Entries with figure data:
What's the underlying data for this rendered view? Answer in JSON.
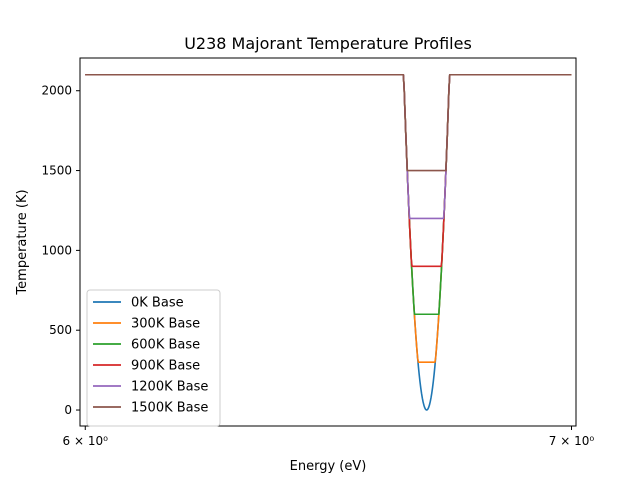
{
  "chart_data": {
    "type": "line",
    "title": "U238 Majorant Temperature Profiles",
    "xlabel": "Energy (eV)",
    "ylabel": "Temperature (K)",
    "xscale": "log",
    "xlim": [
      5.99,
      7.01
    ],
    "ylim": [
      -100,
      2205
    ],
    "xticks": [
      {
        "value": 6,
        "label": "6 × 10⁰"
      },
      {
        "value": 7,
        "label": "7 × 10⁰"
      }
    ],
    "yticks": [
      0,
      500,
      1000,
      1500,
      2000
    ],
    "legend": "lower-left",
    "grid": false,
    "curve": {
      "e_left": 6.5858,
      "e_right": 6.7877,
      "t_max": 2100,
      "e_min": 6.6858,
      "half_width": 0.0485,
      "t_min": 0
    },
    "series": [
      {
        "name": "0K Base",
        "base": 0,
        "color": "#1f77b4"
      },
      {
        "name": "300K Base",
        "base": 300,
        "color": "#ff7f0e"
      },
      {
        "name": "600K Base",
        "base": 600,
        "color": "#2ca02c"
      },
      {
        "name": "900K Base",
        "base": 900,
        "color": "#d62728"
      },
      {
        "name": "1200K Base",
        "base": 1200,
        "color": "#9467bd"
      },
      {
        "name": "1500K Base",
        "base": 1500,
        "color": "#8c564b"
      }
    ],
    "x": [
      6.0,
      6.585,
      6.6,
      6.62,
      6.64,
      6.66,
      6.68,
      6.7,
      6.72,
      6.74,
      6.76,
      6.77,
      6.787,
      6.8,
      7.0
    ]
  }
}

**Job**. Go through the entries and return each line where the word "color" appears.

**Exercise solution**.
        "color": "#1f77b4"
        "color": "#ff7f0e"
        "color": "#2ca02c"
        "color": "#d62728"
        "color": "#9467bd"
        "color": "#8c564b"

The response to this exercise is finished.